──────── SUPPLIED ENTRIES
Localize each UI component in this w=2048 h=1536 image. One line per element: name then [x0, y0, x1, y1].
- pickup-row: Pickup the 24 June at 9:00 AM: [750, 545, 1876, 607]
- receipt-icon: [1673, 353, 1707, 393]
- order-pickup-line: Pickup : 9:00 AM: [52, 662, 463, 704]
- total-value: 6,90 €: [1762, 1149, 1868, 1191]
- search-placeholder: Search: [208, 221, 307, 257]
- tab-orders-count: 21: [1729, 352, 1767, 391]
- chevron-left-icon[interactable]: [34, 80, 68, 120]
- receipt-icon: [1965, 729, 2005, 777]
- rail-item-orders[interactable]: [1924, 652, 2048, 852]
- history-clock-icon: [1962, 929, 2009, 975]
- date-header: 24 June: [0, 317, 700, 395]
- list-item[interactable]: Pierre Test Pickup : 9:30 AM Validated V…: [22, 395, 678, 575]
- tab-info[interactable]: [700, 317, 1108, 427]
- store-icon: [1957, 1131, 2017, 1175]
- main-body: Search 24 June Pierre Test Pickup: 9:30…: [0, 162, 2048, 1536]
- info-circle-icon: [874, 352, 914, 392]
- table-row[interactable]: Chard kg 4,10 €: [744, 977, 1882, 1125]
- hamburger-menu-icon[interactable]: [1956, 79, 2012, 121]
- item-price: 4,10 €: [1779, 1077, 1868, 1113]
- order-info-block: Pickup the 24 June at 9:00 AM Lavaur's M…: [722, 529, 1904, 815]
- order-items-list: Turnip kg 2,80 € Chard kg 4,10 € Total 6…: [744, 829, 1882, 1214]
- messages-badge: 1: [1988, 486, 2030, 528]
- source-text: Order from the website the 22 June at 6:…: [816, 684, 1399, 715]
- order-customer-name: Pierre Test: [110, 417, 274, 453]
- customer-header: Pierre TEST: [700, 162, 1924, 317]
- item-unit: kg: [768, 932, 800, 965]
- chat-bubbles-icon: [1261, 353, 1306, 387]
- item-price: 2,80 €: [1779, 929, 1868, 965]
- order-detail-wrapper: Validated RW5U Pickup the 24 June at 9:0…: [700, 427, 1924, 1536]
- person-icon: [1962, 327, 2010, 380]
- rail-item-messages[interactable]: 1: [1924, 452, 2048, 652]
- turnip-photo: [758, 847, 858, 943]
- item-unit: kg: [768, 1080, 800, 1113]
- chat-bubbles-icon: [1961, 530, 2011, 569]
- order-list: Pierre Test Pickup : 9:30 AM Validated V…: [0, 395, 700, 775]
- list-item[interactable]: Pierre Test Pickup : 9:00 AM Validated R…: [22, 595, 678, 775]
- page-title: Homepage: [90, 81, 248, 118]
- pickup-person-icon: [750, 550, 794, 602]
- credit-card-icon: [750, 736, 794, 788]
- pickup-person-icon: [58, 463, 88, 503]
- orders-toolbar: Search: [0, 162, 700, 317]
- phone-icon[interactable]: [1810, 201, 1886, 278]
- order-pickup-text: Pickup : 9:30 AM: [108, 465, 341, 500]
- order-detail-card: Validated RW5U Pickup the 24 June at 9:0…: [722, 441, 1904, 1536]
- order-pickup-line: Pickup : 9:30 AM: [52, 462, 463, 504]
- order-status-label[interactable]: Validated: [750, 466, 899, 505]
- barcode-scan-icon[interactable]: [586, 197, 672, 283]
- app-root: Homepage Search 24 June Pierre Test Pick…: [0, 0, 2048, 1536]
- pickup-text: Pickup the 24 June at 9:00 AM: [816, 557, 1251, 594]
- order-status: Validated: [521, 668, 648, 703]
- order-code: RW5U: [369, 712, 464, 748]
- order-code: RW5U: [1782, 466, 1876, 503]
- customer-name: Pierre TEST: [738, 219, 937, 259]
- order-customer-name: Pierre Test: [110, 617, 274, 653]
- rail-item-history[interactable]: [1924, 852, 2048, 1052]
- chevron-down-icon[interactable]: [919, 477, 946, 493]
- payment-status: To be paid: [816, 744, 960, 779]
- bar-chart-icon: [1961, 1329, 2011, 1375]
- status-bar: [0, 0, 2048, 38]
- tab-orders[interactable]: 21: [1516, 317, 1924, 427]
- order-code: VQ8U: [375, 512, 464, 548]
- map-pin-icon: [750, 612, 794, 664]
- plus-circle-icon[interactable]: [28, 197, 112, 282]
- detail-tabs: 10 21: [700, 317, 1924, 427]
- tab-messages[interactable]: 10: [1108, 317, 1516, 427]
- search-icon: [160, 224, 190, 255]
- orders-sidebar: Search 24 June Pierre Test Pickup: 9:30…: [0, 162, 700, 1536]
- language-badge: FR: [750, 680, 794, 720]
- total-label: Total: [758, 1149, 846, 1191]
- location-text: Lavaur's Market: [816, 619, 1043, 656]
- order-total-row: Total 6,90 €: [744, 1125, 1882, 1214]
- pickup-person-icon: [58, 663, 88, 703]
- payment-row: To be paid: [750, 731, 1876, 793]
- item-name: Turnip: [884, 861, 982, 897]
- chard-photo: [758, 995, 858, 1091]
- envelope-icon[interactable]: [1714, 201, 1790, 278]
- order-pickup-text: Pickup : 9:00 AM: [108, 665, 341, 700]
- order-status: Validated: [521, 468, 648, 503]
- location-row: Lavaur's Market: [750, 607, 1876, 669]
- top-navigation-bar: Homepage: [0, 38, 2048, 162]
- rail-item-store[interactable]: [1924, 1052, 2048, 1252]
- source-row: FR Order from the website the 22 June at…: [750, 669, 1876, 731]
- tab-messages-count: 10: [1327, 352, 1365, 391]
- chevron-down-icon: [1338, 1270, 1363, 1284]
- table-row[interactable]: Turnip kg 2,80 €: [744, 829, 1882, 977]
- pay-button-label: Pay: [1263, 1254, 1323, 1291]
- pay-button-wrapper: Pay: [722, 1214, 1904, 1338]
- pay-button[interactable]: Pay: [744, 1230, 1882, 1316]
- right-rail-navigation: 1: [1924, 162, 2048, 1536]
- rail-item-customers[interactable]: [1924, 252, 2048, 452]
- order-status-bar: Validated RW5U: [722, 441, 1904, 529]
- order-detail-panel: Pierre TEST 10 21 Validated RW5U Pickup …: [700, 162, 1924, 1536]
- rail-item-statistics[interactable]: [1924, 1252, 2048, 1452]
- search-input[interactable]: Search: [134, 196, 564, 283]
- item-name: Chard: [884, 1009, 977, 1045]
────────────────
- [WHAT YOU ARE ASKED TO DO]
Please express all of the data above as a numbered list, omitting any blank lines.

- [SOLUTION FOR THIS EXERCISE]
1. Localize each UI component in this w=2048 h=1536 image. One line per element: name then [x0, y0, x1, y1].
2. - pickup-row: Pickup the 24 June at 9:00 AM: [750, 545, 1876, 607]
3. - receipt-icon: [1673, 353, 1707, 393]
4. - order-pickup-line: Pickup : 9:00 AM: [52, 662, 463, 704]
5. - total-value: 6,90 €: [1762, 1149, 1868, 1191]
6. - search-placeholder: Search: [208, 221, 307, 257]
7. - tab-orders-count: 21: [1729, 352, 1767, 391]
8. - chevron-left-icon[interactable]: [34, 80, 68, 120]
9. - receipt-icon: [1965, 729, 2005, 777]
10. - rail-item-orders[interactable]: [1924, 652, 2048, 852]
11. - history-clock-icon: [1962, 929, 2009, 975]
12. - date-header: 24 June: [0, 317, 700, 395]
13. - list-item[interactable]: Pierre Test Pickup : 9:30 AM Validated V…: [22, 395, 678, 575]
14. - tab-info[interactable]: [700, 317, 1108, 427]
15. - store-icon: [1957, 1131, 2017, 1175]
16. - main-body: Search 24 June Pierre Test Pickup: 9:30…: [0, 162, 2048, 1536]
17. - info-circle-icon: [874, 352, 914, 392]
18. - table-row[interactable]: Chard kg 4,10 €: [744, 977, 1882, 1125]
19. - hamburger-menu-icon[interactable]: [1956, 79, 2012, 121]
20. - item-price: 4,10 €: [1779, 1077, 1868, 1113]
21. - order-info-block: Pickup the 24 June at 9:00 AM Lavaur's M…: [722, 529, 1904, 815]
22. - order-items-list: Turnip kg 2,80 € Chard kg 4,10 € Total 6…: [744, 829, 1882, 1214]
23. - messages-badge: 1: [1988, 486, 2030, 528]
24. - source-text: Order from the website the 22 June at 6:…: [816, 684, 1399, 715]
25. - order-customer-name: Pierre Test: [110, 417, 274, 453]
26. - customer-header: Pierre TEST: [700, 162, 1924, 317]
27. - item-unit: kg: [768, 932, 800, 965]
28. - chat-bubbles-icon: [1261, 353, 1306, 387]
29. - item-price: 2,80 €: [1779, 929, 1868, 965]
30. - order-detail-wrapper: Validated RW5U Pickup the 24 June at 9:0…: [700, 427, 1924, 1536]
31. - person-icon: [1962, 327, 2010, 380]
32. - rail-item-messages[interactable]: 1: [1924, 452, 2048, 652]
33. - turnip-photo: [758, 847, 858, 943]
34. - item-unit: kg: [768, 1080, 800, 1113]
35. - chat-bubbles-icon: [1961, 530, 2011, 569]
36. - order-list: Pierre Test Pickup : 9:30 AM Validated V…: [0, 395, 700, 775]
37. - list-item[interactable]: Pierre Test Pickup : 9:00 AM Validated R…: [22, 595, 678, 775]
38. - page-title: Homepage: [90, 81, 248, 118]
39. - pickup-person-icon: [750, 550, 794, 602]
40. - credit-card-icon: [750, 736, 794, 788]
41. - pickup-person-icon: [58, 463, 88, 503]
42. - orders-toolbar: Search: [0, 162, 700, 317]
43. - phone-icon[interactable]: [1810, 201, 1886, 278]
44. - order-pickup-text: Pickup : 9:30 AM: [108, 465, 341, 500]
45. - order-detail-card: Validated RW5U Pickup the 24 June at 9:0…: [722, 441, 1904, 1536]
46. - order-pickup-line: Pickup : 9:30 AM: [52, 462, 463, 504]
47. - order-status-label[interactable]: Validated: [750, 466, 899, 505]
48. - barcode-scan-icon[interactable]: [586, 197, 672, 283]
49. - app-root: Homepage Search 24 June Pierre Test Pick…: [0, 0, 2048, 1536]
50. - pickup-text: Pickup the 24 June at 9:00 AM: [816, 557, 1251, 594]
51. - order-status: Validated: [521, 668, 648, 703]
52. - order-code: RW5U: [369, 712, 464, 748]
53. - order-code: RW5U: [1782, 466, 1876, 503]
54. - customer-name: Pierre TEST: [738, 219, 937, 259]
55. - order-customer-name: Pierre Test: [110, 617, 274, 653]
56. - rail-item-history[interactable]: [1924, 852, 2048, 1052]
57. - chevron-down-icon[interactable]: [919, 477, 946, 493]
58. - payment-status: To be paid: [816, 744, 960, 779]
59. - bar-chart-icon: [1961, 1329, 2011, 1375]
60. - status-bar: [0, 0, 2048, 38]
61. - tab-orders[interactable]: 21: [1516, 317, 1924, 427]
62. - order-code: VQ8U: [375, 512, 464, 548]
63. - map-pin-icon: [750, 612, 794, 664]
64. - plus-circle-icon[interactable]: [28, 197, 112, 282]
65. - detail-tabs: 10 21: [700, 317, 1924, 427]
66. - tab-messages[interactable]: 10: [1108, 317, 1516, 427]
67. - search-icon: [160, 224, 190, 255]
68. - orders-sidebar: Search 24 June Pierre Test Pickup: 9:30…: [0, 162, 700, 1536]
69. - language-badge: FR: [750, 680, 794, 720]
70. - total-label: Total: [758, 1149, 846, 1191]
71. - location-text: Lavaur's Market: [816, 619, 1043, 656]
72. - order-total-row: Total 6,90 €: [744, 1125, 1882, 1214]
73. - pickup-person-icon: [58, 663, 88, 703]
74. - payment-row: To be paid: [750, 731, 1876, 793]
75. - item-name: Turnip: [884, 861, 982, 897]
76. - chard-photo: [758, 995, 858, 1091]
77. - envelope-icon[interactable]: [1714, 201, 1790, 278]
78. - order-pickup-text: Pickup : 9:00 AM: [108, 665, 341, 700]
79. - order-status: Validated: [521, 468, 648, 503]
80. - location-row: Lavaur's Market: [750, 607, 1876, 669]
81. - top-navigation-bar: Homepage: [0, 38, 2048, 162]
82. - rail-item-store[interactable]: [1924, 1052, 2048, 1252]
83. - source-row: FR Order from the website the 22 June at…: [750, 669, 1876, 731]
84. - tab-messages-count: 10: [1327, 352, 1365, 391]
85. - chevron-down-icon: [1338, 1270, 1363, 1284]
86. - table-row[interactable]: Turnip kg 2,80 €: [744, 829, 1882, 977]
87. - pay-button-label: Pay: [1263, 1254, 1323, 1291]
88. - pay-button-wrapper: Pay: [722, 1214, 1904, 1338]
89. - pay-button[interactable]: Pay: [744, 1230, 1882, 1316]
90. - right-rail-navigation: 1: [1924, 162, 2048, 1536]
91. - rail-item-customers[interactable]: [1924, 252, 2048, 452]
92. - order-status-bar: Validated RW5U: [722, 441, 1904, 529]
93. - order-detail-panel: Pierre TEST 10 21 Validated RW5U Pickup …: [700, 162, 1924, 1536]
94. - rail-item-statistics[interactable]: [1924, 1252, 2048, 1452]
95. - search-input[interactable]: Search: [134, 196, 564, 283]
96. - item-name: Chard: [884, 1009, 977, 1045]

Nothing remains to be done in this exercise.